[YOUR INSTRUCTIONS]:
Take the entries below and reproduce them word for word.

Records that describe figures
━━━━━━━━━━━━━━━━━━━━
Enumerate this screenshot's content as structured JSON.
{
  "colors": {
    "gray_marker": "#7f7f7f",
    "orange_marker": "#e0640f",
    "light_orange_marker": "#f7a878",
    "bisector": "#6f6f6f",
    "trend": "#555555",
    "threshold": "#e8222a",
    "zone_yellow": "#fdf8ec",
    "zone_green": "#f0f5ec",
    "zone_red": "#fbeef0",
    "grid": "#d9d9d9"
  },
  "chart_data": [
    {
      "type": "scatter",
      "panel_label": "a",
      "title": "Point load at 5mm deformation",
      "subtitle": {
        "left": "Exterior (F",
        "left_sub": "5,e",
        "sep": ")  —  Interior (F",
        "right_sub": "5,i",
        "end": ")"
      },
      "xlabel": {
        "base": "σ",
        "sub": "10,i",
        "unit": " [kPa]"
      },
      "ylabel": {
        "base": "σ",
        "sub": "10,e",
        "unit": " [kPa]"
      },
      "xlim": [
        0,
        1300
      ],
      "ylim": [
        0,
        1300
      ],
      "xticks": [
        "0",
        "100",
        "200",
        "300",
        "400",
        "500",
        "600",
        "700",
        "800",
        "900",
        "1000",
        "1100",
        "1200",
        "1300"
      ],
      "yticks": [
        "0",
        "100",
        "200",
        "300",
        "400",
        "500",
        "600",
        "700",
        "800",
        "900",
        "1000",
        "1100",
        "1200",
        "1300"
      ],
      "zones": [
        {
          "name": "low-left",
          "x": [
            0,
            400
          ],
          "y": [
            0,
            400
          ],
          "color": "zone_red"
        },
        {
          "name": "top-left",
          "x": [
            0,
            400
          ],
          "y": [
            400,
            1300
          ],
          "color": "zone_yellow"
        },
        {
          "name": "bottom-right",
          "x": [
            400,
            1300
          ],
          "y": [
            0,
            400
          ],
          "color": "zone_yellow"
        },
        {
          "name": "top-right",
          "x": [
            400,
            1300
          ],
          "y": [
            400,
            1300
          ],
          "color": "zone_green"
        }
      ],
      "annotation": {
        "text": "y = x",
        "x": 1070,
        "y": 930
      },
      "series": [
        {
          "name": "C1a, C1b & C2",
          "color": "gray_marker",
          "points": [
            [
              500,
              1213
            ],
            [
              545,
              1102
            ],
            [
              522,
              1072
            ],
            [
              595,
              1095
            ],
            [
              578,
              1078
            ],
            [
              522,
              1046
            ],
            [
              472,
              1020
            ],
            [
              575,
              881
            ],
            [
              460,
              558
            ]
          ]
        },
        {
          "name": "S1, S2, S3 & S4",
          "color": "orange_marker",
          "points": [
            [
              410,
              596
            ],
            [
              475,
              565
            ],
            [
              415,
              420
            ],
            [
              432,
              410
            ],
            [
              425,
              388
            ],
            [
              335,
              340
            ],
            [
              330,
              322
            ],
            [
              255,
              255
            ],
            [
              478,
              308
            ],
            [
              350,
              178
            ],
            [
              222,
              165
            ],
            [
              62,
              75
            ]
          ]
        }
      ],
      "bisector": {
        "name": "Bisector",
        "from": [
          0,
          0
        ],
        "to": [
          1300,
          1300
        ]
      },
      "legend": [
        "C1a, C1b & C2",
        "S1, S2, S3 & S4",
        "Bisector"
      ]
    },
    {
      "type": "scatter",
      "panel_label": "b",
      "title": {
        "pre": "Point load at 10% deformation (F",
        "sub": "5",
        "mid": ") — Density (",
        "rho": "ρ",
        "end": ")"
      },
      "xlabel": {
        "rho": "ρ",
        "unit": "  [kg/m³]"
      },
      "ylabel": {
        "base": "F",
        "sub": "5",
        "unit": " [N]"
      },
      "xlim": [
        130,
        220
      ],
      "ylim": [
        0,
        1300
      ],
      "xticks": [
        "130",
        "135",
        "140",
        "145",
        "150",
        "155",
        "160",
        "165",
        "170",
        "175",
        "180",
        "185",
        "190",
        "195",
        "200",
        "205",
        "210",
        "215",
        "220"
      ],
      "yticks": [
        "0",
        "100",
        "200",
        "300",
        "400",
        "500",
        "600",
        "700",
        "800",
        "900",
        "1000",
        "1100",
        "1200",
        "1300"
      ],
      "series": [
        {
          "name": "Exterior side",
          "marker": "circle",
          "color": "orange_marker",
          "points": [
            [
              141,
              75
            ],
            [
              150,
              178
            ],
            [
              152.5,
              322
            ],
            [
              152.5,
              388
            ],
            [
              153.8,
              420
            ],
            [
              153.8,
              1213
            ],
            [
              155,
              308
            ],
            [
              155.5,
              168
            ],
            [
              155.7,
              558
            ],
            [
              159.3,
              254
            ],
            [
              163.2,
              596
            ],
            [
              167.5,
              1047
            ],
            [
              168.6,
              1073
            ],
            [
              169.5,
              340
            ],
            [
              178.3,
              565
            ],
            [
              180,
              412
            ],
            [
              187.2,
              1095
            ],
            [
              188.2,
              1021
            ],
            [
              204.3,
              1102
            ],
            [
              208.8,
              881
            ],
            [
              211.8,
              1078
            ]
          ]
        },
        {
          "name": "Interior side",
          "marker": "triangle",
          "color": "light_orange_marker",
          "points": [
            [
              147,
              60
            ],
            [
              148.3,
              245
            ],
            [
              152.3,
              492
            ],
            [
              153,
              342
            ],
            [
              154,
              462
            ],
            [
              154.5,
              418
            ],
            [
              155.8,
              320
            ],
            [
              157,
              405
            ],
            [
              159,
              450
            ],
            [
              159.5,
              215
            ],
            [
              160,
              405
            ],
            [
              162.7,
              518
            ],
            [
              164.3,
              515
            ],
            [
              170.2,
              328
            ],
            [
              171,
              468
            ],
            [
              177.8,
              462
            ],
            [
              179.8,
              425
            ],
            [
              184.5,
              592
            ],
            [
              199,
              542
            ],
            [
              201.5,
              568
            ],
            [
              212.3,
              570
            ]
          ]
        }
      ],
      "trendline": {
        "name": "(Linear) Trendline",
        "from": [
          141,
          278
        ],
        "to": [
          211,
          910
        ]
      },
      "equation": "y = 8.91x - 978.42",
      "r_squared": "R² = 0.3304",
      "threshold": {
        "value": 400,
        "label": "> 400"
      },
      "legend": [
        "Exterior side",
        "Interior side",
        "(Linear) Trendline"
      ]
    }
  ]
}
━━━━━━━━━━━━━━━━━━━━
[EXERCISE SOLUTION]:
Enumerate this screenshot's content as structured JSON.
{
  "colors": {
    "gray_marker": "#7f7f7f",
    "orange_marker": "#e0640f",
    "light_orange_marker": "#f7a878",
    "bisector": "#6f6f6f",
    "trend": "#555555",
    "threshold": "#e8222a",
    "zone_yellow": "#fdf8ec",
    "zone_green": "#f0f5ec",
    "zone_red": "#fbeef0",
    "grid": "#d9d9d9"
  },
  "chart_data": [
    {
      "type": "scatter",
      "panel_label": "a",
      "title": "Point load at 5mm deformation",
      "subtitle": {
        "left": "Exterior (F",
        "left_sub": "5,e",
        "sep": ")  —  Interior (F",
        "right_sub": "5,i",
        "end": ")"
      },
      "xlabel": {
        "base": "σ",
        "sub": "10,i",
        "unit": " [kPa]"
      },
      "ylabel": {
        "base": "σ",
        "sub": "10,e",
        "unit": " [kPa]"
      },
      "xlim": [
        0,
        1300
      ],
      "ylim": [
        0,
        1300
      ],
      "xticks": [
        "0",
        "100",
        "200",
        "300",
        "400",
        "500",
        "600",
        "700",
        "800",
        "900",
        "1000",
        "1100",
        "1200",
        "1300"
      ],
      "yticks": [
        "0",
        "100",
        "200",
        "300",
        "400",
        "500",
        "600",
        "700",
        "800",
        "900",
        "1000",
        "1100",
        "1200",
        "1300"
      ],
      "zones": [
        {
          "name": "low-left",
          "x": [
            0,
            400
          ],
          "y": [
            0,
            400
          ],
          "color": "zone_red"
        },
        {
          "name": "top-left",
          "x": [
            0,
            400
          ],
          "y": [
            400,
            1300
          ],
          "color": "zone_yellow"
        },
        {
          "name": "bottom-right",
          "x": [
            400,
            1300
          ],
          "y": [
            0,
            400
          ],
          "color": "zone_yellow"
        },
        {
          "name": "top-right",
          "x": [
            400,
            1300
          ],
          "y": [
            400,
            1300
          ],
          "color": "zone_green"
        }
      ],
      "annotation": {
        "text": "y = x",
        "x": 1070,
        "y": 930
      },
      "series": [
        {
          "name": "C1a, C1b & C2",
          "color": "gray_marker",
          "points": [
            [
              500,
              1213
            ],
            [
              545,
              1102
            ],
            [
              522,
              1072
            ],
            [
              595,
              1095
            ],
            [
              578,
              1078
            ],
            [
              522,
              1046
            ],
            [
              472,
              1020
            ],
            [
              575,
              881
            ],
            [
              460,
              558
            ]
          ]
        },
        {
          "name": "S1, S2, S3 & S4",
          "color": "orange_marker",
          "points": [
            [
              410,
              596
            ],
            [
              475,
              565
            ],
            [
              415,
              420
            ],
            [
              432,
              410
            ],
            [
              425,
              388
            ],
            [
              335,
              340
            ],
            [
              330,
              322
            ],
            [
              255,
              255
            ],
            [
              478,
              308
            ],
            [
              350,
              178
            ],
            [
              222,
              165
            ],
            [
              62,
              75
            ]
          ]
        }
      ],
      "bisector": {
        "name": "Bisector",
        "from": [
          0,
          0
        ],
        "to": [
          1300,
          1300
        ]
      },
      "legend": [
        "C1a, C1b & C2",
        "S1, S2, S3 & S4",
        "Bisector"
      ]
    },
    {
      "type": "scatter",
      "panel_label": "b",
      "title": {
        "pre": "Point load at 10% deformation (F",
        "sub": "5",
        "mid": ") — Density (",
        "rho": "ρ",
        "end": ")"
      },
      "xlabel": {
        "rho": "ρ",
        "unit": "  [kg/m³]"
      },
      "ylabel": {
        "base": "F",
        "sub": "5",
        "unit": " [N]"
      },
      "xlim": [
        130,
        220
      ],
      "ylim": [
        0,
        1300
      ],
      "xticks": [
        "130",
        "135",
        "140",
        "145",
        "150",
        "155",
        "160",
        "165",
        "170",
        "175",
        "180",
        "185",
        "190",
        "195",
        "200",
        "205",
        "210",
        "215",
        "220"
      ],
      "yticks": [
        "0",
        "100",
        "200",
        "300",
        "400",
        "500",
        "600",
        "700",
        "800",
        "900",
        "1000",
        "1100",
        "1200",
        "1300"
      ],
      "series": [
        {
          "name": "Exterior side",
          "marker": "circle",
          "color": "orange_marker",
          "points": [
            [
              141,
              75
            ],
            [
              150,
              178
            ],
            [
              152.5,
              322
            ],
            [
              152.5,
              388
            ],
            [
              153.8,
              420
            ],
            [
              153.8,
              1213
            ],
            [
              155,
              308
            ],
            [
              155.5,
              168
            ],
            [
              155.7,
              558
            ],
            [
              159.3,
              254
            ],
            [
              163.2,
              596
            ],
            [
              167.5,
              1047
            ],
            [
              168.6,
              1073
            ],
            [
              169.5,
              340
            ],
            [
              178.3,
              565
            ],
            [
              180,
              412
            ],
            [
              187.2,
              1095
            ],
            [
              188.2,
              1021
            ],
            [
              204.3,
              1102
            ],
            [
              208.8,
              881
            ],
            [
              211.8,
              1078
            ]
          ]
        },
        {
          "name": "Interior side",
          "marker": "triangle",
          "color": "light_orange_marker",
          "points": [
            [
              147,
              60
            ],
            [
              148.3,
              245
            ],
            [
              152.3,
              492
            ],
            [
              153,
              342
            ],
            [
              154,
              462
            ],
            [
              154.5,
              418
            ],
            [
              155.8,
              320
            ],
            [
              157,
              405
            ],
            [
              159,
              450
            ],
            [
              159.5,
              215
            ],
            [
              160,
              405
            ],
            [
              162.7,
              518
            ],
            [
              164.3,
              515
            ],
            [
              170.2,
              328
            ],
            [
              171,
              468
            ],
            [
              177.8,
              462
            ],
            [
              179.8,
              425
            ],
            [
              184.5,
              592
            ],
            [
              199,
              542
            ],
            [
              201.5,
              568
            ],
            [
              212.3,
              570
            ]
          ]
        }
      ],
      "trendline": {
        "name": "(Linear) Trendline",
        "from": [
          141,
          278
        ],
        "to": [
          211,
          910
        ]
      },
      "equation": "y = 8.91x - 978.42",
      "r_squared": "R² = 0.3304",
      "threshold": {
        "value": 400,
        "label": "> 400"
      },
      "legend": [
        "Exterior side",
        "Interior side",
        "(Linear) Trendline"
      ]
    }
  ]
}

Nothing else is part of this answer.